→ **Work required**:
Your task is to transcribe the data in full.

=== Available data ===

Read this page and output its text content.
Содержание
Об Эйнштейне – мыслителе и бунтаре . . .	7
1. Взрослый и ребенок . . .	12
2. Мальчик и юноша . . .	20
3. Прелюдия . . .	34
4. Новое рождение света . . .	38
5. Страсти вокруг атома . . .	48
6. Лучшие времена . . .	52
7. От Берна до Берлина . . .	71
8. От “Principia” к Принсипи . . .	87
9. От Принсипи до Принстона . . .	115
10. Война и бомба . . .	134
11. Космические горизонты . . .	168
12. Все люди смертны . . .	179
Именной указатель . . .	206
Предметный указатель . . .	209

===

→ **Answer for this exercise**:
Read this page and output its text content.
Содержание
Об Эйнштейне – мыслителе и бунтаре . . .	7
1. Взрослый и ребенок . . .	12
2. Мальчик и юноша . . .	20
3. Прелюдия . . .	34
4. Новое рождение света . . .	38
5. Страсти вокруг атома . . .	48
6. Лучшие времена . . .	52
7. От Берна до Берлина . . .	71
8. От “Principia” к Принсипи . . .	87
9. От Принсипи до Принстона . . .	115
10. Война и бомба . . .	134
11. Космические горизонты . . .	168
12. Все люди смертны . . .	179
Именной указатель . . .	206
Предметный указатель . . .	209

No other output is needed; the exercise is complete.